### STATED GOAL
Every line containing the word "erbij" needs to be found and copied.

### RAW DATA
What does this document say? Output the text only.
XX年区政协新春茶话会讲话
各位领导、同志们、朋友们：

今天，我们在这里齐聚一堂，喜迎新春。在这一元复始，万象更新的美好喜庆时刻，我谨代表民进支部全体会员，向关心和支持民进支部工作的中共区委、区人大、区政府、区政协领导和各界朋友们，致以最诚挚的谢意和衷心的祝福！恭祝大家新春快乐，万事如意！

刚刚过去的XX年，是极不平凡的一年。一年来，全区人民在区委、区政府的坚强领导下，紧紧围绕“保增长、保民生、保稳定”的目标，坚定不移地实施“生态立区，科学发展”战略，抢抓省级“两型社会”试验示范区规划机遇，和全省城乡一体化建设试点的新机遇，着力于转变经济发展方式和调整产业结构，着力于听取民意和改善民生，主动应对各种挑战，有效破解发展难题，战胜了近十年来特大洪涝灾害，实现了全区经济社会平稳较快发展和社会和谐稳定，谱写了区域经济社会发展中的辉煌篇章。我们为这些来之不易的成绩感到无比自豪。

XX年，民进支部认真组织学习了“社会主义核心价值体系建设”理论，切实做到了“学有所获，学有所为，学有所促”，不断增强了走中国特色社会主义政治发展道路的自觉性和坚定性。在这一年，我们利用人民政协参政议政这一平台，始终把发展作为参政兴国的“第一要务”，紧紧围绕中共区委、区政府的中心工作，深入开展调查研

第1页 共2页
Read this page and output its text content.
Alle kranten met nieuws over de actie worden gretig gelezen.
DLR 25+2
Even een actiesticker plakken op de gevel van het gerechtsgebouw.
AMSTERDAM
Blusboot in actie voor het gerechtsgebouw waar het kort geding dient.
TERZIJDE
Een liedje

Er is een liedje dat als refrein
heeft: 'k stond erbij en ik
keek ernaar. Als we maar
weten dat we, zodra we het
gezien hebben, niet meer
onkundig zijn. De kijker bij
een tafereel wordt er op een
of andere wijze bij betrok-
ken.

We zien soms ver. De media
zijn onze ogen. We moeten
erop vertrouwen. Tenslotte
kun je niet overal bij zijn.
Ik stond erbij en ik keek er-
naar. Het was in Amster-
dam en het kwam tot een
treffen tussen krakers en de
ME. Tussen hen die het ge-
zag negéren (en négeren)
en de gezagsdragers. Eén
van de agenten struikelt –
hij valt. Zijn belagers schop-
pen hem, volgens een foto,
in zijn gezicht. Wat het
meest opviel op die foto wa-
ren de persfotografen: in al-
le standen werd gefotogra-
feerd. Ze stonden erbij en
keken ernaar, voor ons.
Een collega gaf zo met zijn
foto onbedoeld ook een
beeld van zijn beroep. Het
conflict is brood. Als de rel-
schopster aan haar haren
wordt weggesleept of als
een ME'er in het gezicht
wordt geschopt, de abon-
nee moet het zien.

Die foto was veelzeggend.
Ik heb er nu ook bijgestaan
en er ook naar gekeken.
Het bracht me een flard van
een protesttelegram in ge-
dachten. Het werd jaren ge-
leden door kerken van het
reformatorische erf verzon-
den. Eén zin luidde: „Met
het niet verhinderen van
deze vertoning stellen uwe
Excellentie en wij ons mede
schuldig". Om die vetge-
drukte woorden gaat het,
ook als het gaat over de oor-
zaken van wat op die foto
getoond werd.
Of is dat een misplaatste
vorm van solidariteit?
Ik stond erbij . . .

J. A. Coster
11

### WRITTEN ANSWER
heeft: 'k stond erbij en ik
Ik stond erbij en ik keek er-
feerd. Ze stonden erbij en
Ik stond erbij . . .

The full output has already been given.